▸ **Written instruction**
Repeat each line exactly, leaving nothing out.

..........

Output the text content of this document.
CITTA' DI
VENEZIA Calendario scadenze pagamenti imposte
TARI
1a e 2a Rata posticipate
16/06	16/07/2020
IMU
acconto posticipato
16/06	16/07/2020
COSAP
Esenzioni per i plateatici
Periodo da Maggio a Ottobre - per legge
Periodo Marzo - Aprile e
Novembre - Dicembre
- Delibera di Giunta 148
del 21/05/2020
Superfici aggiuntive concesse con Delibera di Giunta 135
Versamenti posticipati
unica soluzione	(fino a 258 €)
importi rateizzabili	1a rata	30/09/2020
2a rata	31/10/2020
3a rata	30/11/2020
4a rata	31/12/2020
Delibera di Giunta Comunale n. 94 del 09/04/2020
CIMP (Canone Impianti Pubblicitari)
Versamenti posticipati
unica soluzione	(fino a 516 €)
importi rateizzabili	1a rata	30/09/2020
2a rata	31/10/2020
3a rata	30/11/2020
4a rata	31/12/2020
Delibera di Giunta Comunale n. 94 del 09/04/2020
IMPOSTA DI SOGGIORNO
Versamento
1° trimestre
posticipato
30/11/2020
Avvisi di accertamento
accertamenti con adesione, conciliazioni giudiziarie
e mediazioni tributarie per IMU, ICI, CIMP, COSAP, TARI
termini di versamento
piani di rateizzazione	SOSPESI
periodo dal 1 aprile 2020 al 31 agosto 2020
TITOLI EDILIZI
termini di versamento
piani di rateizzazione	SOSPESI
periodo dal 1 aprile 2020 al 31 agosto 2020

..........

▸ **Solution**
Output the text content of this document.
CITTA' DI
VENEZIA Calendario scadenze pagamenti imposte
TARI
1a e 2a Rata posticipate
16/06	16/07/2020
IMU
acconto posticipato
16/06	16/07/2020
COSAP
Esenzioni per i plateatici
Periodo da Maggio a Ottobre - per legge
Periodo Marzo - Aprile e
Novembre - Dicembre
- Delibera di Giunta 148
del 21/05/2020
Superfici aggiuntive concesse con Delibera di Giunta 135
Versamenti posticipati
unica soluzione	(fino a 258 €)
importi rateizzabili	1a rata	30/09/2020
2a rata	31/10/2020
3a rata	30/11/2020
4a rata	31/12/2020
Delibera di Giunta Comunale n. 94 del 09/04/2020
CIMP (Canone Impianti Pubblicitari)
Versamenti posticipati
unica soluzione	(fino a 516 €)
importi rateizzabili	1a rata	30/09/2020
2a rata	31/10/2020
3a rata	30/11/2020
4a rata	31/12/2020
Delibera di Giunta Comunale n. 94 del 09/04/2020
IMPOSTA DI SOGGIORNO
Versamento
1° trimestre
posticipato
30/11/2020
Avvisi di accertamento
accertamenti con adesione, conciliazioni giudiziarie
e mediazioni tributarie per IMU, ICI, CIMP, COSAP, TARI
termini di versamento
piani di rateizzazione	SOSPESI
periodo dal 1 aprile 2020 al 31 agosto 2020
TITOLI EDILIZI
termini di versamento
piani di rateizzazione	SOSPESI
periodo dal 1 aprile 2020 al 31 agosto 2020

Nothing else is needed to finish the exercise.